**GOAL OF THE EXERCISE**
Take every line from the listing below that contains "title".

[start SUPPLIED ENTRIES]

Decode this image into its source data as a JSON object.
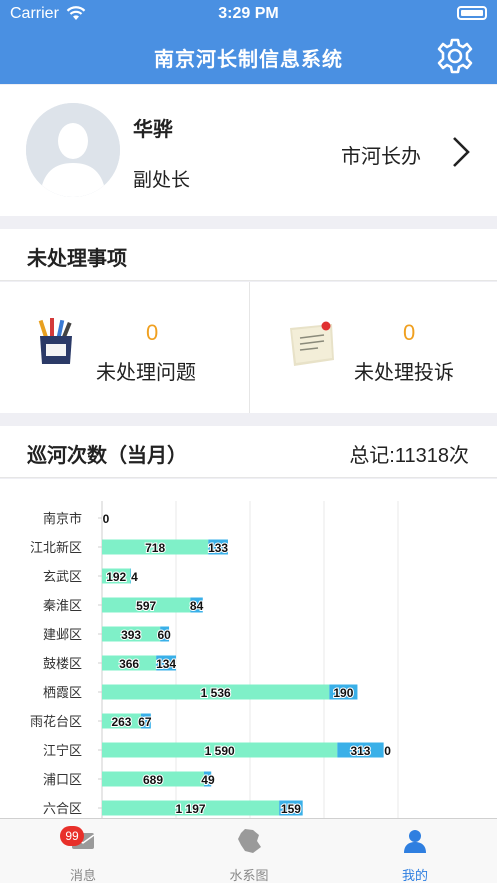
{
  "status": {
    "carrier": "Carrier",
    "time": "3:29 PM"
  },
  "nav": {
    "title": "南京河长制信息系统"
  },
  "profile": {
    "name": "华骅",
    "role": "副处长",
    "org": "市河长办"
  },
  "todo": {
    "title": "未处理事项",
    "problems": {
      "count": "0",
      "label": "未处理问题"
    },
    "complaints": {
      "count": "0",
      "label": "未处理投诉"
    }
  },
  "patrol": {
    "title": "巡河次数（当月）",
    "total": "总记:11318次"
  },
  "colors": {
    "primary": "#4a90e2",
    "bar_main": "#7ff0c8",
    "bar_second": "#3ab0e8",
    "badge": "#e8302a",
    "count": "#f0a020"
  },
  "chart_data": {
    "type": "bar",
    "orientation": "horizontal",
    "stacked": true,
    "categories": [
      "南京市",
      "江北新区",
      "玄武区",
      "秦淮区",
      "建邺区",
      "鼓楼区",
      "栖霞区",
      "雨花台区",
      "江宁区",
      "浦口区",
      "六合区"
    ],
    "series": [
      {
        "values": [
          0,
          718,
          192,
          597,
          393,
          366,
          1536,
          263,
          1590,
          689,
          1197
        ]
      },
      {
        "values": [
          null,
          133,
          4,
          84,
          60,
          134,
          190,
          67,
          313,
          49,
          159
        ]
      },
      {
        "values": [
          null,
          null,
          null,
          null,
          null,
          null,
          null,
          null,
          0,
          null,
          null
        ]
      }
    ],
    "xlim": [
      0,
      2000
    ],
    "grid": true
  },
  "tabs": [
    {
      "label": "消息",
      "icon": "message-icon",
      "badge": "99"
    },
    {
      "label": "水系图",
      "icon": "map-icon"
    },
    {
      "label": "我的",
      "icon": "user-icon"
    }
  ]
}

[end SUPPLIED ENTRIES]

**ANSWER TO THE TASK**
    "title": "南京河长制信息系统"
    "title": "未处理事项",
    "title": "巡河次数（当月）",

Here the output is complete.